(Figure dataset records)
+ + + +

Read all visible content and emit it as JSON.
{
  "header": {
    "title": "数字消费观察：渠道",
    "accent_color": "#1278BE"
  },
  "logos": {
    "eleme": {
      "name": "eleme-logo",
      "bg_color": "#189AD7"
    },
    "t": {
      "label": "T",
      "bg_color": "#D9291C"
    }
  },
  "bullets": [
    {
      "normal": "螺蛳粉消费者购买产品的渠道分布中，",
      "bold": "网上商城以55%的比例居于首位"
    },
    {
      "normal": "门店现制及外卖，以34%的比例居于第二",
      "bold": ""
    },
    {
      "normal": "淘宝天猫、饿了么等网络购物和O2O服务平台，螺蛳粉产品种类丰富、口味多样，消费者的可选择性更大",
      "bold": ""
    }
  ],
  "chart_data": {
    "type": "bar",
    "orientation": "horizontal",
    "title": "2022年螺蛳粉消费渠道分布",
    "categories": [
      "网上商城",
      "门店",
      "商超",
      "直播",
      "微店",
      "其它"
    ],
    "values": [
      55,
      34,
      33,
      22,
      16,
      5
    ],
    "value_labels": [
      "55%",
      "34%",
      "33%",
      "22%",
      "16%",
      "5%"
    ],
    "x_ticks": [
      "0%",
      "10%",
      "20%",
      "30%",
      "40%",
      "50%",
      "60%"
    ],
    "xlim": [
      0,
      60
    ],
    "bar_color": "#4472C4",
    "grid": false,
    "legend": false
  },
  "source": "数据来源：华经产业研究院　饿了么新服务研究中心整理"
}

+ + + +

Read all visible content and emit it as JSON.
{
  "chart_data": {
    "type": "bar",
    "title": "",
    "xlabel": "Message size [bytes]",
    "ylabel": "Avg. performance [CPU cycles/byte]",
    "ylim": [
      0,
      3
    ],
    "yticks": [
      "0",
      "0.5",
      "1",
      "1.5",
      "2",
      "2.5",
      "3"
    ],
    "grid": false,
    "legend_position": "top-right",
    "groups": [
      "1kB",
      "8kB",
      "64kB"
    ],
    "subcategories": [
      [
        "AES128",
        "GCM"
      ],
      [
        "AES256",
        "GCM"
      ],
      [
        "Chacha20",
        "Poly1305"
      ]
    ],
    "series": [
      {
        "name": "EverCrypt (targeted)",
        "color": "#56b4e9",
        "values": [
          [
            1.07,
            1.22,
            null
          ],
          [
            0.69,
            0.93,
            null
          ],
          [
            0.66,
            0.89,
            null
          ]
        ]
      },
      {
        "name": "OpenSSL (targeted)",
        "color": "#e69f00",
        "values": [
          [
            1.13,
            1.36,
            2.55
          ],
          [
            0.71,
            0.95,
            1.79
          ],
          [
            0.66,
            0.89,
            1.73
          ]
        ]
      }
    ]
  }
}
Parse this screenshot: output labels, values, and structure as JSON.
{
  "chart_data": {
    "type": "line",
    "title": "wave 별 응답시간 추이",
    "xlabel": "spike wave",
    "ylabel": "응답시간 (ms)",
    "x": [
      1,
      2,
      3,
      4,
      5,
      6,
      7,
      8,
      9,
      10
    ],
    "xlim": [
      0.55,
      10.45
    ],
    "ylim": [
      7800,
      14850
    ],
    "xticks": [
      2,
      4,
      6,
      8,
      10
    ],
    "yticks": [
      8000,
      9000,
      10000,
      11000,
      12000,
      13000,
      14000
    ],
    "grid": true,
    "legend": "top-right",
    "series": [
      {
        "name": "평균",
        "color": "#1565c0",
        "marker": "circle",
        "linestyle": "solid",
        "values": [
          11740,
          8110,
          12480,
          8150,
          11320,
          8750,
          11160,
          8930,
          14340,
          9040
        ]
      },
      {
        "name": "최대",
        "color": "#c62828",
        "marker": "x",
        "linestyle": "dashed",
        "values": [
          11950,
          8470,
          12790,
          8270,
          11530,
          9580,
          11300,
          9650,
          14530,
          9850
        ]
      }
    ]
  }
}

+ + + +

Pull out the lines above in which the word "normal" appears.

Response to this exercise
      "normal": "螺蛳粉消费者购买产品的渠道分布中，",
      "normal": "门店现制及外卖，以34%的比例居于第二",
      "normal": "淘宝天猫、饿了么等网络购物和O2O服务平台，螺蛳粉产品种类丰富、口味多样，消费者的可选择性更大",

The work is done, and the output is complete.